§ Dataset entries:
⟨

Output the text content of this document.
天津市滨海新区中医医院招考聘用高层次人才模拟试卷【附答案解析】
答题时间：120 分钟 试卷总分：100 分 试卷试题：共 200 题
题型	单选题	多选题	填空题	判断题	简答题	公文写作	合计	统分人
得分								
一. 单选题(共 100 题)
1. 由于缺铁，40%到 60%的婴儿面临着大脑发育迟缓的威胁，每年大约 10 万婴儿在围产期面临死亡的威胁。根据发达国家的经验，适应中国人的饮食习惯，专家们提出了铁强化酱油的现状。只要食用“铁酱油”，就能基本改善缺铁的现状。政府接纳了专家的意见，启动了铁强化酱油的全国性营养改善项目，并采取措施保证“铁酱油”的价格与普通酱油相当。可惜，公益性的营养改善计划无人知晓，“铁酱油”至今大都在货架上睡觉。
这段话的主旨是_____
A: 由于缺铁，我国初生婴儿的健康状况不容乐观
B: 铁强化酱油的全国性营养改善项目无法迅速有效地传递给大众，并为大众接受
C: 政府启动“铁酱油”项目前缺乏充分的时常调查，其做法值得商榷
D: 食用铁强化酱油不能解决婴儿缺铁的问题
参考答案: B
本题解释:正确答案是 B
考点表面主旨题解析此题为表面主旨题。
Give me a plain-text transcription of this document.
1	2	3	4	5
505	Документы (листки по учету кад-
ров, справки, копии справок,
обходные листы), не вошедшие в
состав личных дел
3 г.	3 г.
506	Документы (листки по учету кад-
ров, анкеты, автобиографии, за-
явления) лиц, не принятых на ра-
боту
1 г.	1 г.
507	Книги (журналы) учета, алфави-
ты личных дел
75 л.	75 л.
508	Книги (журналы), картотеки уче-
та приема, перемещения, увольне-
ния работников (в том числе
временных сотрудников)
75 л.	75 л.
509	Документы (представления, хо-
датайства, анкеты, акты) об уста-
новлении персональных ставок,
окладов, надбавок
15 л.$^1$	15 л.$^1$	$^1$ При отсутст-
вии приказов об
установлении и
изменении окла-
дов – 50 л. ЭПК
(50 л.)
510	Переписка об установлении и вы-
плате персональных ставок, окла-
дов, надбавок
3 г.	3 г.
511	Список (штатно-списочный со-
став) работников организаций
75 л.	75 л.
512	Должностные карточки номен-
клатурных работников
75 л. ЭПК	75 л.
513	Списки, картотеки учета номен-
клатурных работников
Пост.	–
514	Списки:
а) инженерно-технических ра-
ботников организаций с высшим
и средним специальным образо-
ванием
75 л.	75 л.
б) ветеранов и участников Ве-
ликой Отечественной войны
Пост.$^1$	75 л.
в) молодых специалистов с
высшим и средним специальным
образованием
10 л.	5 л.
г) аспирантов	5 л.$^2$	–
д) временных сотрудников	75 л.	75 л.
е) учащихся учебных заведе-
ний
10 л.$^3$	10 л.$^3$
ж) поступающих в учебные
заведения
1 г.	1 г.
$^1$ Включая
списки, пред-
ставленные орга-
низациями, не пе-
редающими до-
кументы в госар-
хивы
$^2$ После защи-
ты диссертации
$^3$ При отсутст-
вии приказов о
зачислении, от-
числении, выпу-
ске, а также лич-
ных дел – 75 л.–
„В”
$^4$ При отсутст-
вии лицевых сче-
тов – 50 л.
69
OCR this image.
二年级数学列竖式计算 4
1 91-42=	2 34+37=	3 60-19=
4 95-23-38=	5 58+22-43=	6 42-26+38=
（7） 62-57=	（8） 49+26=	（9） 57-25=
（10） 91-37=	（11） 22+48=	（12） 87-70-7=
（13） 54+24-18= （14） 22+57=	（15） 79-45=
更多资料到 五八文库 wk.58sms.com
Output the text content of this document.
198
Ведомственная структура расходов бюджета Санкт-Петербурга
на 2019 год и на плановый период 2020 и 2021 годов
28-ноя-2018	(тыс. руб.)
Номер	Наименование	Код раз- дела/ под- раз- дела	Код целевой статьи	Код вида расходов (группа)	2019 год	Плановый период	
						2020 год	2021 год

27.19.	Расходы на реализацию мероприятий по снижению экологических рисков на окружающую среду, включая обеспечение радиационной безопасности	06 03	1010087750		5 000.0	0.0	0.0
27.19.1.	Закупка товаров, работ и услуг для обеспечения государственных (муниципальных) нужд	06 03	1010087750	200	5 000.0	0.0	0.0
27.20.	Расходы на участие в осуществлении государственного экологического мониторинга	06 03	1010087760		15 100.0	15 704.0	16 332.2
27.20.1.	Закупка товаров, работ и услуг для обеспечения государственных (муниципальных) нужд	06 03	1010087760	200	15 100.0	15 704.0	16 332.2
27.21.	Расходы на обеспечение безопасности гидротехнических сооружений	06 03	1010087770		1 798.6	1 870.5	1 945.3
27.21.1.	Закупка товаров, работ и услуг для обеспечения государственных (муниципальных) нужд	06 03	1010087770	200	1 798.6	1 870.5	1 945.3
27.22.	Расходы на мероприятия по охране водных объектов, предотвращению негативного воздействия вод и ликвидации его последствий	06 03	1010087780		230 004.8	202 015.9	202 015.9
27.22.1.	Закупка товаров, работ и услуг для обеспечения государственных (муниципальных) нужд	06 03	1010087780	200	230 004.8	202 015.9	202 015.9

⟩

§ TASK DETAILS: Repeat the line containing "OCR this image." and all subsequent lines through the final line of the data, exactly and with no others.

§ THE RESULT:
OCR this image.
二年级数学列竖式计算 4
1 91-42=	2 34+37=	3 60-19=
4 95-23-38=	5 58+22-43=	6 42-26+38=
（7） 62-57=	（8） 49+26=	（9） 57-25=
（10） 91-37=	（11） 22+48=	（12） 87-70-7=
（13） 54+24-18= （14） 22+57=	（15） 79-45=
更多资料到 五八文库 wk.58sms.com
Output the text content of this document.
198
Ведомственная структура расходов бюджета Санкт-Петербурга
на 2019 год и на плановый период 2020 и 2021 годов
28-ноя-2018	(тыс. руб.)
Номер	Наименование	Код раз- дела/ под- раз- дела	Код целевой статьи	Код вида расходов (группа)	2019 год	Плановый период	
						2020 год	2021 год

27.19.	Расходы на реализацию мероприятий по снижению экологических рисков на окружающую среду, включая обеспечение радиационной безопасности	06 03	1010087750		5 000.0	0.0	0.0
27.19.1.	Закупка товаров, работ и услуг для обеспечения государственных (муниципальных) нужд	06 03	1010087750	200	5 000.0	0.0	0.0
27.20.	Расходы на участие в осуществлении государственного экологического мониторинга	06 03	1010087760		15 100.0	15 704.0	16 332.2
27.20.1.	Закупка товаров, работ и услуг для обеспечения государственных (муниципальных) нужд	06 03	1010087760	200	15 100.0	15 704.0	16 332.2
27.21.	Расходы на обеспечение безопасности гидротехнических сооружений	06 03	1010087770		1 798.6	1 870.5	1 945.3
27.21.1.	Закупка товаров, работ и услуг для обеспечения государственных (муниципальных) нужд	06 03	1010087770	200	1 798.6	1 870.5	1 945.3
27.22.	Расходы на мероприятия по охране водных объектов, предотвращению негативного воздействия вод и ликвидации его последствий	06 03	1010087780		230 004.8	202 015.9	202 015.9
27.22.1.	Закупка товаров, работ и услуг для обеспечения государственных (муниципальных) нужд	06 03	1010087780	200	230 004.8	202 015.9	202 015.9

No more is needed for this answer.